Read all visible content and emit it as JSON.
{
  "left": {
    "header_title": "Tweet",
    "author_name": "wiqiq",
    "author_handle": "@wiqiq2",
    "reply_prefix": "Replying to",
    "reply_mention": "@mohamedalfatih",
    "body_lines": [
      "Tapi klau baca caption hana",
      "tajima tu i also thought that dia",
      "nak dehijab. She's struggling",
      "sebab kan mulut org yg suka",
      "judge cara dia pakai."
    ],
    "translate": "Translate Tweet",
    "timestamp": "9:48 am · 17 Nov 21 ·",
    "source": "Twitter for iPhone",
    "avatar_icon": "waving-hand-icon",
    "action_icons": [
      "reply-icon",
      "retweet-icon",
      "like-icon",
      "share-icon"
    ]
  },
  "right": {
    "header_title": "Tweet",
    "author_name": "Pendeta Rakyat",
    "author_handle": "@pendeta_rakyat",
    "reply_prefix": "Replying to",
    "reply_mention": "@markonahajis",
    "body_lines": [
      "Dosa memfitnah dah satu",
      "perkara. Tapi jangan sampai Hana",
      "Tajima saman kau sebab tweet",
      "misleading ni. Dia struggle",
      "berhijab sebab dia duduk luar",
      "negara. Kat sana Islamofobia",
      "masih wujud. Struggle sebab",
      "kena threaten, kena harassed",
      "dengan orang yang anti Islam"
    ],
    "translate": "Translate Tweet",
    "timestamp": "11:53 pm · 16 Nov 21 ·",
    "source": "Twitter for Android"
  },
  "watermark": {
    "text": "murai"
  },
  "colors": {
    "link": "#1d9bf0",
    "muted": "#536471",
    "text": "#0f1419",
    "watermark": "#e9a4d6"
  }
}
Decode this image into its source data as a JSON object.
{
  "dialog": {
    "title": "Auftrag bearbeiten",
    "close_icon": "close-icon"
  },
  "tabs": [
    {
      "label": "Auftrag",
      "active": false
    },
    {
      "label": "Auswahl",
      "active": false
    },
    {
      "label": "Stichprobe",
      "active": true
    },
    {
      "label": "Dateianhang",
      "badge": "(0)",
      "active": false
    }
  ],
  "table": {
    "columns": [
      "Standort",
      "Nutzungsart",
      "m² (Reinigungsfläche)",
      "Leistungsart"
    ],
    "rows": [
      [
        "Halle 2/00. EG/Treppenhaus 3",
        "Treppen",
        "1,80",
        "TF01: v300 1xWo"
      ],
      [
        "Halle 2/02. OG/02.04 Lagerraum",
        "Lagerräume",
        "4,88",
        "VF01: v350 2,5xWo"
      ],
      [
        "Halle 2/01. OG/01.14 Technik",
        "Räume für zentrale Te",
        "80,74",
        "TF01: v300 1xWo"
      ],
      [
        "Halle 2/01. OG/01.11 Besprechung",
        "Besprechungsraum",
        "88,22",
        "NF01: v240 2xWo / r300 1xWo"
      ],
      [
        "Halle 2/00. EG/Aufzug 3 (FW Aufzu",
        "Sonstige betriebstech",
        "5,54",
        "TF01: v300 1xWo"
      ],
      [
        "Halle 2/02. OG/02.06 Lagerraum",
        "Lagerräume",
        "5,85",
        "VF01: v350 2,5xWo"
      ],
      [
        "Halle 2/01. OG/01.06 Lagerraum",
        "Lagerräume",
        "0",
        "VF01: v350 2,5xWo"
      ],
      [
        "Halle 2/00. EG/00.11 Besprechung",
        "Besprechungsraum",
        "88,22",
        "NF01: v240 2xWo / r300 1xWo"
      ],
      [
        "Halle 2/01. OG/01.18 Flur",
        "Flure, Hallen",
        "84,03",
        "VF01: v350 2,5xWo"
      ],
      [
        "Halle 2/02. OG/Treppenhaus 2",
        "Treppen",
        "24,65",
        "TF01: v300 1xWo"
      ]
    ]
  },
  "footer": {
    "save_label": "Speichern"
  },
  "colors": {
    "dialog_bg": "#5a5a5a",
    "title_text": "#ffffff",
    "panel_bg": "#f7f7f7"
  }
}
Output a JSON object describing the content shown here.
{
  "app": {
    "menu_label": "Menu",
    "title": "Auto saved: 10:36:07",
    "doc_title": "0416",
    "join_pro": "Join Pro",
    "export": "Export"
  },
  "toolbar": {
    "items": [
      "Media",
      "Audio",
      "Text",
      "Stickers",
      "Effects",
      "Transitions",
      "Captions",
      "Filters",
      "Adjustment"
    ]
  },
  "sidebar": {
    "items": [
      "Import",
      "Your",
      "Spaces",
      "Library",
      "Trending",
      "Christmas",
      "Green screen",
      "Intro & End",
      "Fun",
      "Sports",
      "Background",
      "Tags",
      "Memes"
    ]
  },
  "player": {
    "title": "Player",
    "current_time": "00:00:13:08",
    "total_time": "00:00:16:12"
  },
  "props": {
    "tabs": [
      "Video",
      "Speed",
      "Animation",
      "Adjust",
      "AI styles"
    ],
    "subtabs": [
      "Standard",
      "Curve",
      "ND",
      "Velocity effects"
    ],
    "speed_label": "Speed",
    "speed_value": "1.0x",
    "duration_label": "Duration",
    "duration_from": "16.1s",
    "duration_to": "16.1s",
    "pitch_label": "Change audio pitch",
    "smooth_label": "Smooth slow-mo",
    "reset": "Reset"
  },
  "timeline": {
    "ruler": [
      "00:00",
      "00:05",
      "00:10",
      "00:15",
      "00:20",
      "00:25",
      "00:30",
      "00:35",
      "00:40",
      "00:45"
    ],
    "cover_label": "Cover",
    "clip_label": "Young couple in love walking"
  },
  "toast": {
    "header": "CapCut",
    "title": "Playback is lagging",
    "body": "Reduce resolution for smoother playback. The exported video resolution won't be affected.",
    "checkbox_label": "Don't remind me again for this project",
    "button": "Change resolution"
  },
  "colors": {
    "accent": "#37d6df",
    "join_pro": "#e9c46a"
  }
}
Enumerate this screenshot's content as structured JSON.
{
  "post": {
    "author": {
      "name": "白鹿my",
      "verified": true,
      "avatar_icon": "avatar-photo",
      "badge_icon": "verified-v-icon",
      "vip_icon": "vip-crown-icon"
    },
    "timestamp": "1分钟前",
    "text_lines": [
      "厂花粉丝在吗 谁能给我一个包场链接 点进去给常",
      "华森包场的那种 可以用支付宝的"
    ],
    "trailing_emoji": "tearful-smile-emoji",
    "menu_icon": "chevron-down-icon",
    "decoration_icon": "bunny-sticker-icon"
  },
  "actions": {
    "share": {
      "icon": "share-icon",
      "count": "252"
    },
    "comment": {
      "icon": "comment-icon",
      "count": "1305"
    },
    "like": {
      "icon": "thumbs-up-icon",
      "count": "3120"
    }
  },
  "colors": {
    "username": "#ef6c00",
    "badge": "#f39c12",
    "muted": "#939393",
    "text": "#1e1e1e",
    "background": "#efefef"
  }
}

......

*GIVEN TASK*:
Copy out each record, keeping every word as it is.

*RESPONSE BELOW*:
Read all visible content and emit it as JSON.
{
  "left": {
    "header_title": "Tweet",
    "author_name": "wiqiq",
    "author_handle": "@wiqiq2",
    "reply_prefix": "Replying to",
    "reply_mention": "@mohamedalfatih",
    "body_lines": [
      "Tapi klau baca caption hana",
      "tajima tu i also thought that dia",
      "nak dehijab. She's struggling",
      "sebab kan mulut org yg suka",
      "judge cara dia pakai."
    ],
    "translate": "Translate Tweet",
    "timestamp": "9:48 am · 17 Nov 21 ·",
    "source": "Twitter for iPhone",
    "avatar_icon": "waving-hand-icon",
    "action_icons": [
      "reply-icon",
      "retweet-icon",
      "like-icon",
      "share-icon"
    ]
  },
  "right": {
    "header_title": "Tweet",
    "author_name": "Pendeta Rakyat",
    "author_handle": "@pendeta_rakyat",
    "reply_prefix": "Replying to",
    "reply_mention": "@markonahajis",
    "body_lines": [
      "Dosa memfitnah dah satu",
      "perkara. Tapi jangan sampai Hana",
      "Tajima saman kau sebab tweet",
      "misleading ni. Dia struggle",
      "berhijab sebab dia duduk luar",
      "negara. Kat sana Islamofobia",
      "masih wujud. Struggle sebab",
      "kena threaten, kena harassed",
      "dengan orang yang anti Islam"
    ],
    "translate": "Translate Tweet",
    "timestamp": "11:53 pm · 16 Nov 21 ·",
    "source": "Twitter for Android"
  },
  "watermark": {
    "text": "murai"
  },
  "colors": {
    "link": "#1d9bf0",
    "muted": "#536471",
    "text": "#0f1419",
    "watermark": "#e9a4d6"
  }
}
Decode this image into its source data as a JSON object.
{
  "dialog": {
    "title": "Auftrag bearbeiten",
    "close_icon": "close-icon"
  },
  "tabs": [
    {
      "label": "Auftrag",
      "active": false
    },
    {
      "label": "Auswahl",
      "active": false
    },
    {
      "label": "Stichprobe",
      "active": true
    },
    {
      "label": "Dateianhang",
      "badge": "(0)",
      "active": false
    }
  ],
  "table": {
    "columns": [
      "Standort",
      "Nutzungsart",
      "m² (Reinigungsfläche)",
      "Leistungsart"
    ],
    "rows": [
      [
        "Halle 2/00. EG/Treppenhaus 3",
        "Treppen",
        "1,80",
        "TF01: v300 1xWo"
      ],
      [
        "Halle 2/02. OG/02.04 Lagerraum",
        "Lagerräume",
        "4,88",
        "VF01: v350 2,5xWo"
      ],
      [
        "Halle 2/01. OG/01.14 Technik",
        "Räume für zentrale Te",
        "80,74",
        "TF01: v300 1xWo"
      ],
      [
        "Halle 2/01. OG/01.11 Besprechung",
        "Besprechungsraum",
        "88,22",
        "NF01: v240 2xWo / r300 1xWo"
      ],
      [
        "Halle 2/00. EG/Aufzug 3 (FW Aufzu",
        "Sonstige betriebstech",
        "5,54",
        "TF01: v300 1xWo"
      ],
      [
        "Halle 2/02. OG/02.06 Lagerraum",
        "Lagerräume",
        "5,85",
        "VF01: v350 2,5xWo"
      ],
      [
        "Halle 2/01. OG/01.06 Lagerraum",
        "Lagerräume",
        "0",
        "VF01: v350 2,5xWo"
      ],
      [
        "Halle 2/00. EG/00.11 Besprechung",
        "Besprechungsraum",
        "88,22",
        "NF01: v240 2xWo / r300 1xWo"
      ],
      [
        "Halle 2/01. OG/01.18 Flur",
        "Flure, Hallen",
        "84,03",
        "VF01: v350 2,5xWo"
      ],
      [
        "Halle 2/02. OG/Treppenhaus 2",
        "Treppen",
        "24,65",
        "TF01: v300 1xWo"
      ]
    ]
  },
  "footer": {
    "save_label": "Speichern"
  },
  "colors": {
    "dialog_bg": "#5a5a5a",
    "title_text": "#ffffff",
    "panel_bg": "#f7f7f7"
  }
}
Output a JSON object describing the content shown here.
{
  "app": {
    "menu_label": "Menu",
    "title": "Auto saved: 10:36:07",
    "doc_title": "0416",
    "join_pro": "Join Pro",
    "export": "Export"
  },
  "toolbar": {
    "items": [
      "Media",
      "Audio",
      "Text",
      "Stickers",
      "Effects",
      "Transitions",
      "Captions",
      "Filters",
      "Adjustment"
    ]
  },
  "sidebar": {
    "items": [
      "Import",
      "Your",
      "Spaces",
      "Library",
      "Trending",
      "Christmas",
      "Green screen",
      "Intro & End",
      "Fun",
      "Sports",
      "Background",
      "Tags",
      "Memes"
    ]
  },
  "player": {
    "title": "Player",
    "current_time": "00:00:13:08",
    "total_time": "00:00:16:12"
  },
  "props": {
    "tabs": [
      "Video",
      "Speed",
      "Animation",
      "Adjust",
      "AI styles"
    ],
    "subtabs": [
      "Standard",
      "Curve",
      "ND",
      "Velocity effects"
    ],
    "speed_label": "Speed",
    "speed_value": "1.0x",
    "duration_label": "Duration",
    "duration_from": "16.1s",
    "duration_to": "16.1s",
    "pitch_label": "Change audio pitch",
    "smooth_label": "Smooth slow-mo",
    "reset": "Reset"
  },
  "timeline": {
    "ruler": [
      "00:00",
      "00:05",
      "00:10",
      "00:15",
      "00:20",
      "00:25",
      "00:30",
      "00:35",
      "00:40",
      "00:45"
    ],
    "cover_label": "Cover",
    "clip_label": "Young couple in love walking"
  },
  "toast": {
    "header": "CapCut",
    "title": "Playback is lagging",
    "body": "Reduce resolution for smoother playback. The exported video resolution won't be affected.",
    "checkbox_label": "Don't remind me again for this project",
    "button": "Change resolution"
  },
  "colors": {
    "accent": "#37d6df",
    "join_pro": "#e9c46a"
  }
}
Enumerate this screenshot's content as structured JSON.
{
  "post": {
    "author": {
      "name": "白鹿my",
      "verified": true,
      "avatar_icon": "avatar-photo",
      "badge_icon": "verified-v-icon",
      "vip_icon": "vip-crown-icon"
    },
    "timestamp": "1分钟前",
    "text_lines": [
      "厂花粉丝在吗 谁能给我一个包场链接 点进去给常",
      "华森包场的那种 可以用支付宝的"
    ],
    "trailing_emoji": "tearful-smile-emoji",
    "menu_icon": "chevron-down-icon",
    "decoration_icon": "bunny-sticker-icon"
  },
  "actions": {
    "share": {
      "icon": "share-icon",
      "count": "252"
    },
    "comment": {
      "icon": "comment-icon",
      "count": "1305"
    },
    "like": {
      "icon": "thumbs-up-icon",
      "count": "3120"
    }
  },
  "colors": {
    "username": "#ef6c00",
    "badge": "#f39c12",
    "muted": "#939393",
    "text": "#1e1e1e",
    "background": "#efefef"
  }
}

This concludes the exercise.